___ Data supplied ___
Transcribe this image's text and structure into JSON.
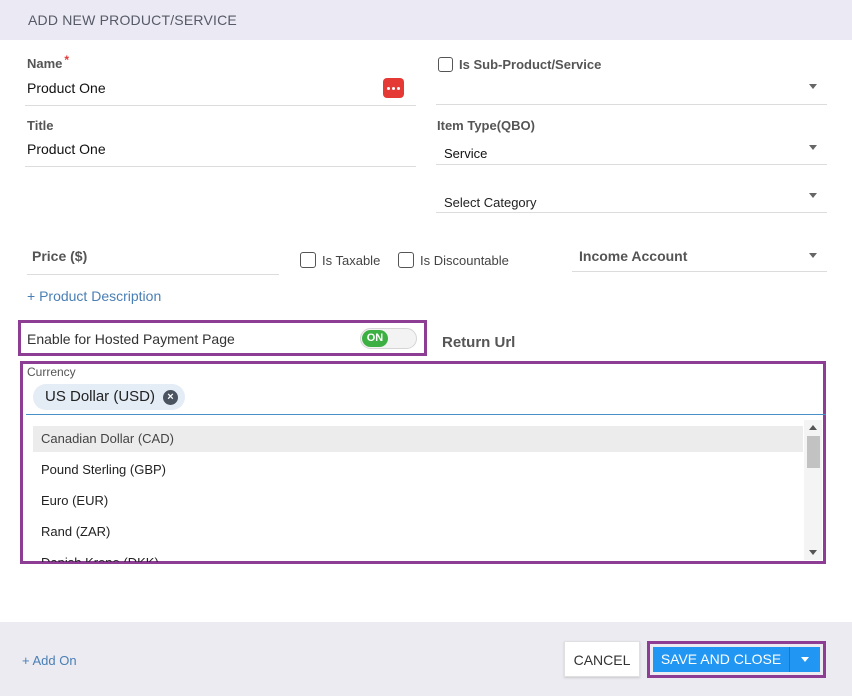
{
  "header": {
    "title": "ADD NEW PRODUCT/SERVICE"
  },
  "form": {
    "name": {
      "label": "Name",
      "required_mark": "*",
      "value": "Product One"
    },
    "title": {
      "label": "Title",
      "value": "Product One"
    },
    "sub_product": {
      "label": "Is Sub-Product/Service",
      "checked": false,
      "value": ""
    },
    "item_type": {
      "label": "Item Type(QBO)",
      "value": "Service"
    },
    "category": {
      "placeholder": "Select Category"
    },
    "price": {
      "label": "Price ($)"
    },
    "is_taxable": {
      "label": "Is Taxable",
      "checked": false
    },
    "is_discountable": {
      "label": "Is Discountable",
      "checked": false
    },
    "income_account": {
      "label": "Income Account"
    },
    "product_description_link": "+ Product Description",
    "hosted_payment": {
      "label": "Enable for Hosted Payment Page",
      "toggle_label": "ON",
      "enabled": true
    },
    "return_url": {
      "label": "Return Url"
    },
    "currency": {
      "label": "Currency",
      "selected": [
        "US Dollar (USD)"
      ],
      "options": [
        "Canadian Dollar (CAD)",
        "Pound Sterling (GBP)",
        "Euro (EUR)",
        "Rand (ZAR)",
        "Danish Krone (DKK)"
      ],
      "highlighted_option": "Canadian Dollar (CAD)"
    }
  },
  "footer": {
    "add_on_link": "+ Add On",
    "cancel_label": "CANCEL",
    "save_label": "SAVE AND CLOSE"
  },
  "colors": {
    "header_bg": "#ebe9f4",
    "highlight_border": "#8e3d95",
    "primary_button": "#2196f3",
    "toggle_on": "#3cb043",
    "link": "#4a7fb5",
    "required": "#e53935"
  },
  "icons": {
    "name_field": "more-dots-icon",
    "dropdown": "chevron-down-icon",
    "chip_remove": "close-circle-icon",
    "split_button": "caret-down-icon"
  }
}
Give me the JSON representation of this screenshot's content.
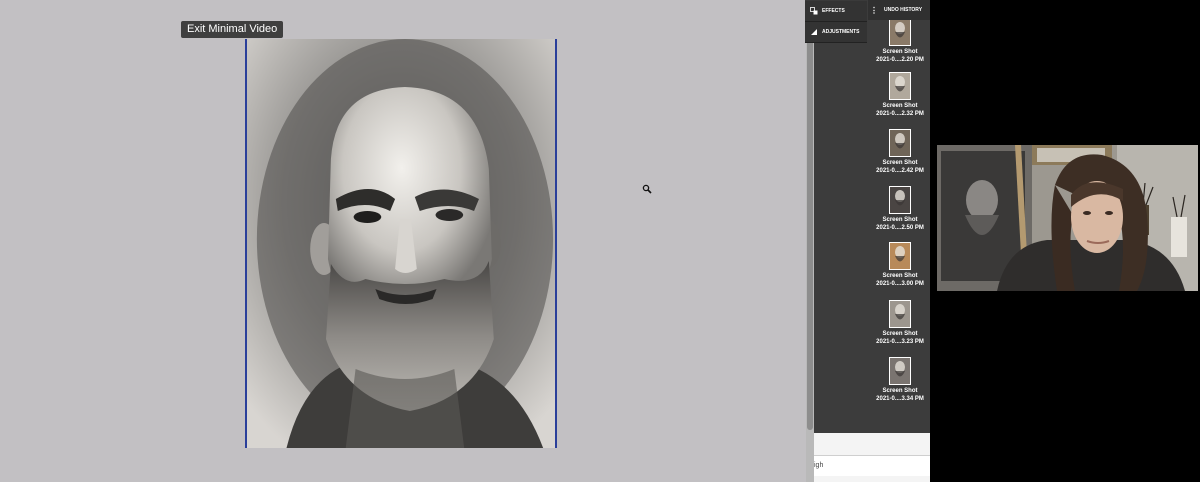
{
  "canvas": {
    "exit_button_label": "Exit Minimal Video",
    "background_color": "#c2c0c3"
  },
  "panel": {
    "tabs": [
      {
        "label": "EFFECTS",
        "icon": "effects-icon"
      },
      {
        "label": "ADJUSTMENTS",
        "icon": "adjustments-icon"
      }
    ],
    "undo_history_label": "UNDO HISTORY",
    "history_items": [
      {
        "line1": "Screen Shot",
        "line2": "2021-0....2.20 PM"
      },
      {
        "line1": "Screen Shot",
        "line2": "2021-0....2.32 PM"
      },
      {
        "line1": "Screen Shot",
        "line2": "2021-0....2.42 PM"
      },
      {
        "line1": "Screen Shot",
        "line2": "2021-0....2.50 PM"
      },
      {
        "line1": "Screen Shot",
        "line2": "2021-0....3.00 PM"
      },
      {
        "line1": "Screen Shot",
        "line2": "2021-0....3.23 PM"
      },
      {
        "line1": "Screen Shot",
        "line2": "2021-0....3.34 PM"
      }
    ],
    "bottom_field_text": "igh"
  },
  "colors": {
    "panel_bg": "#3c3c3c",
    "panel_text": "#ffffff",
    "drawing_border": "#2a3f9a"
  }
}
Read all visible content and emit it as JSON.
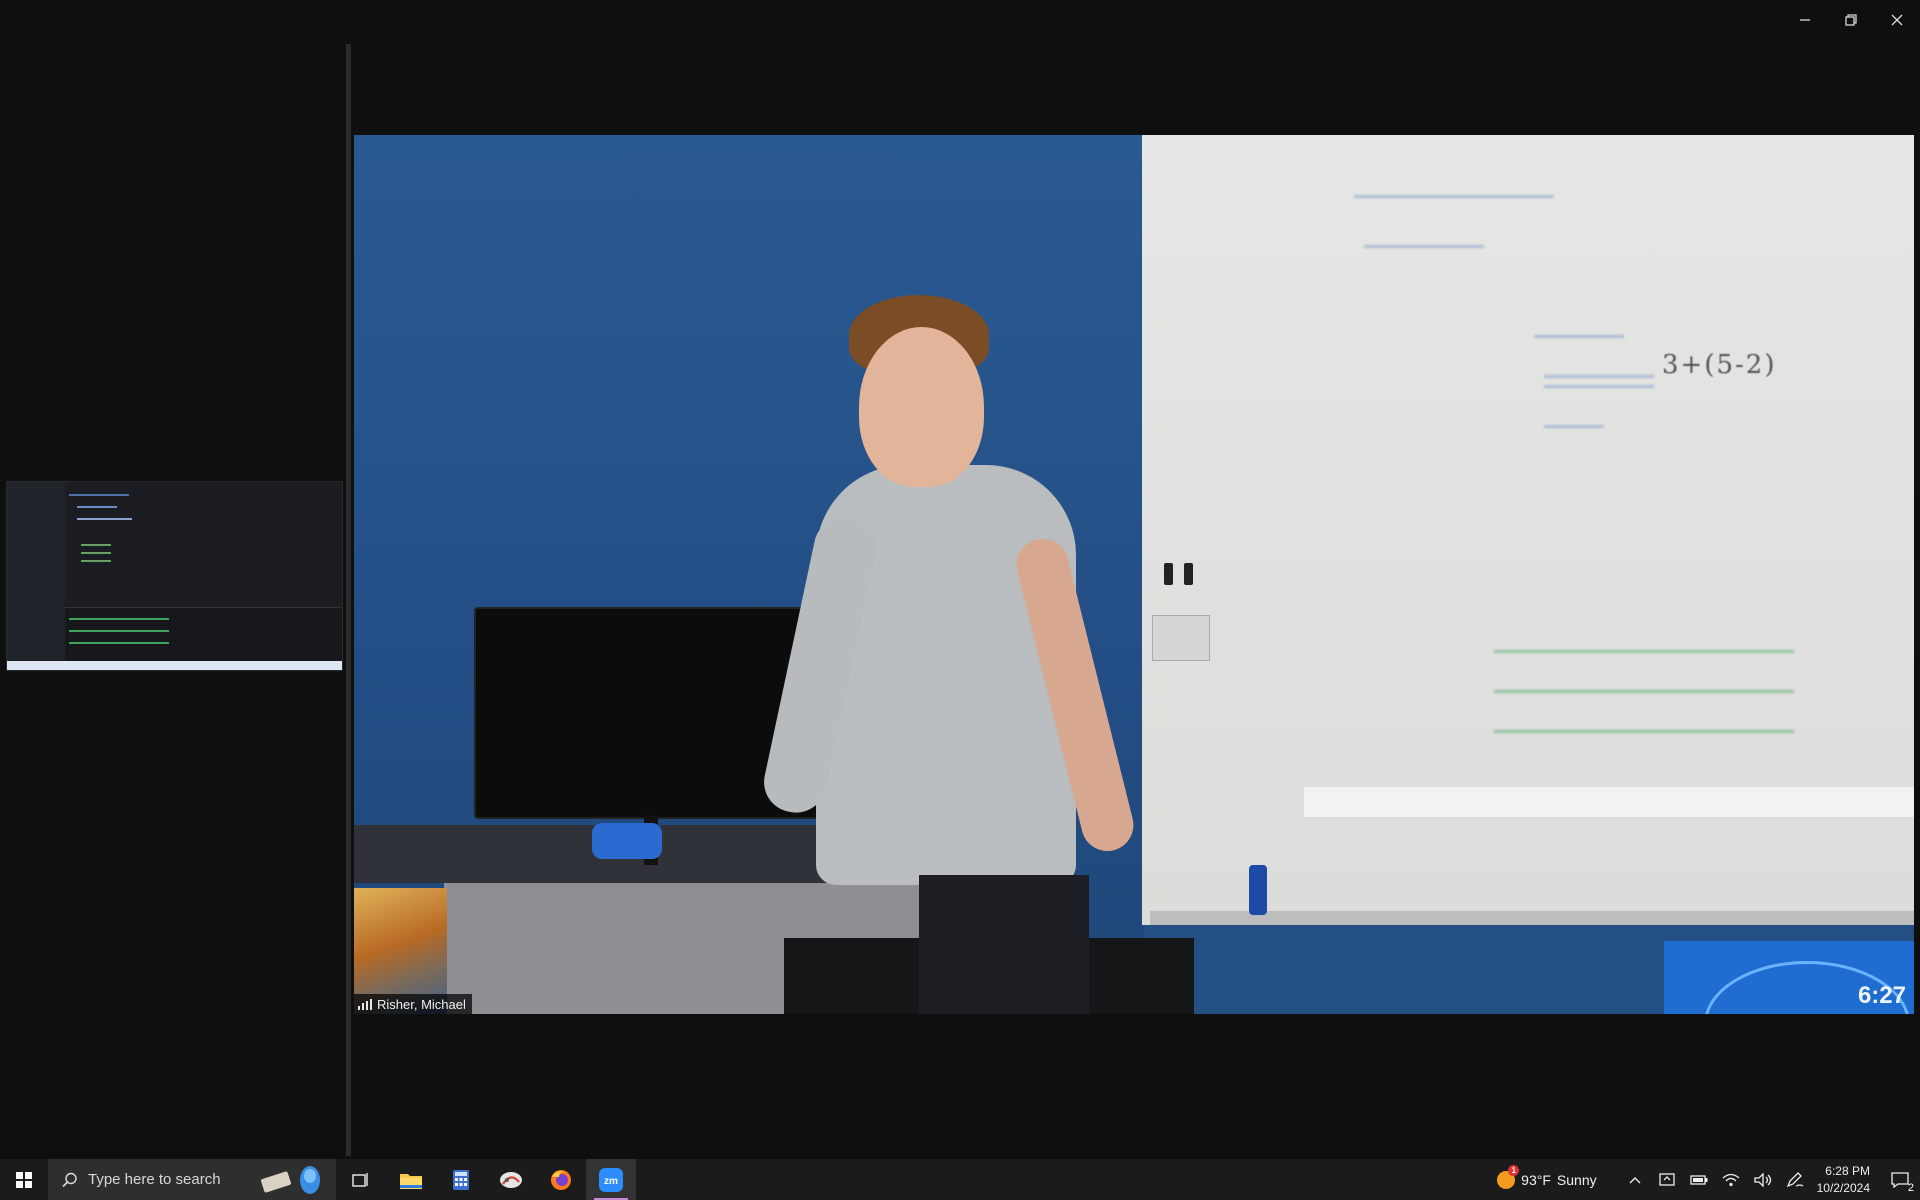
{
  "window": {
    "controls": [
      "minimize",
      "restore",
      "close"
    ]
  },
  "video": {
    "participant_name": "Risher, Michael",
    "whiteboard_text": "3+(5-2)",
    "room_clock": "6:27"
  },
  "taskbar": {
    "search_placeholder": "Type here to search",
    "apps": [
      {
        "name": "task-view",
        "icon": "task-view-icon"
      },
      {
        "name": "file-explorer",
        "icon": "folder-icon"
      },
      {
        "name": "calculator",
        "icon": "calculator-icon"
      },
      {
        "name": "snipping-tool",
        "icon": "snipping-tool-icon"
      },
      {
        "name": "firefox",
        "icon": "firefox-icon"
      },
      {
        "name": "zoom",
        "icon": "zoom-icon",
        "label": "zm",
        "active": true
      }
    ],
    "weather": {
      "temp": "93°F",
      "condition": "Sunny",
      "alert_count": "1"
    },
    "clock": {
      "time": "6:28 PM",
      "date": "10/2/2024"
    },
    "notifications_count": "2"
  },
  "colors": {
    "background": "#0f0f0f",
    "taskbar": "#1b1b1b",
    "zoom_accent": "#2d8cff"
  }
}
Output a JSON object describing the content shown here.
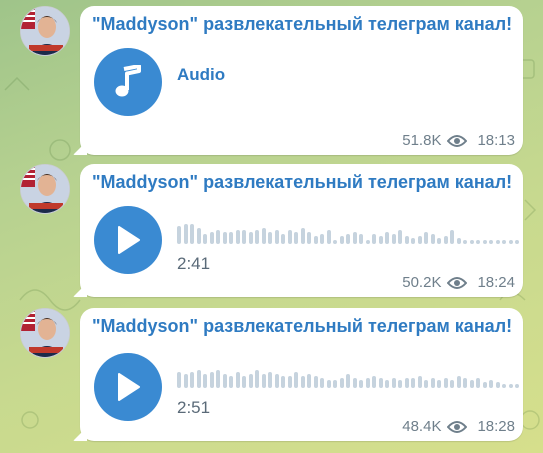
{
  "channel": {
    "name": "\"Maddyson\" развлекательный телеграм канал!"
  },
  "messages": [
    {
      "kind": "audio-file",
      "title": "Audio",
      "icon": "music-note-icon",
      "views": "51.8K",
      "time": "18:13"
    },
    {
      "kind": "voice",
      "icon": "play-icon",
      "duration": "2:41",
      "views": "50.2K",
      "time": "18:24",
      "waveform": [
        0.9,
        1,
        1,
        0.8,
        0.5,
        0.6,
        0.7,
        0.6,
        0.6,
        0.7,
        0.7,
        0.6,
        0.7,
        0.8,
        0.6,
        0.7,
        0.5,
        0.7,
        0.6,
        0.8,
        0.6,
        0.4,
        0.5,
        0.7,
        0.2,
        0.4,
        0.5,
        0.6,
        0.5,
        0.2,
        0.5,
        0.4,
        0.6,
        0.5,
        0.7,
        0.4,
        0.3,
        0.4,
        0.6,
        0.5,
        0.3,
        0.4,
        0.7,
        0.3,
        0.2,
        0.2,
        0.2,
        0.2,
        0.2,
        0.2,
        0.2,
        0.2,
        0.2
      ]
    },
    {
      "kind": "voice",
      "icon": "play-icon",
      "duration": "2:51",
      "views": "48.4K",
      "time": "18:28",
      "waveform": [
        0.8,
        0.7,
        0.8,
        0.9,
        0.7,
        0.8,
        0.9,
        0.7,
        0.6,
        0.8,
        0.6,
        0.7,
        0.9,
        0.7,
        0.8,
        0.7,
        0.6,
        0.6,
        0.8,
        0.6,
        0.7,
        0.6,
        0.5,
        0.4,
        0.4,
        0.5,
        0.7,
        0.5,
        0.4,
        0.5,
        0.6,
        0.5,
        0.4,
        0.5,
        0.4,
        0.5,
        0.5,
        0.6,
        0.4,
        0.5,
        0.4,
        0.5,
        0.4,
        0.6,
        0.5,
        0.4,
        0.5,
        0.3,
        0.4,
        0.3,
        0.2,
        0.2,
        0.2
      ]
    }
  ],
  "colors": {
    "accent": "#2f7bc2",
    "play_button": "#3a8ad2",
    "bubble": "#ffffff",
    "meta_text": "#6f7f8b"
  }
}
___
• _Work to complete_: Identify each line of the material where the word "content" shows up, and copy it.

• _Answer in full_:
Give me the JSON representation of this screenshot's content.
Read all visible content and emit it as JSON.
Output a JSON object describing the content shown here.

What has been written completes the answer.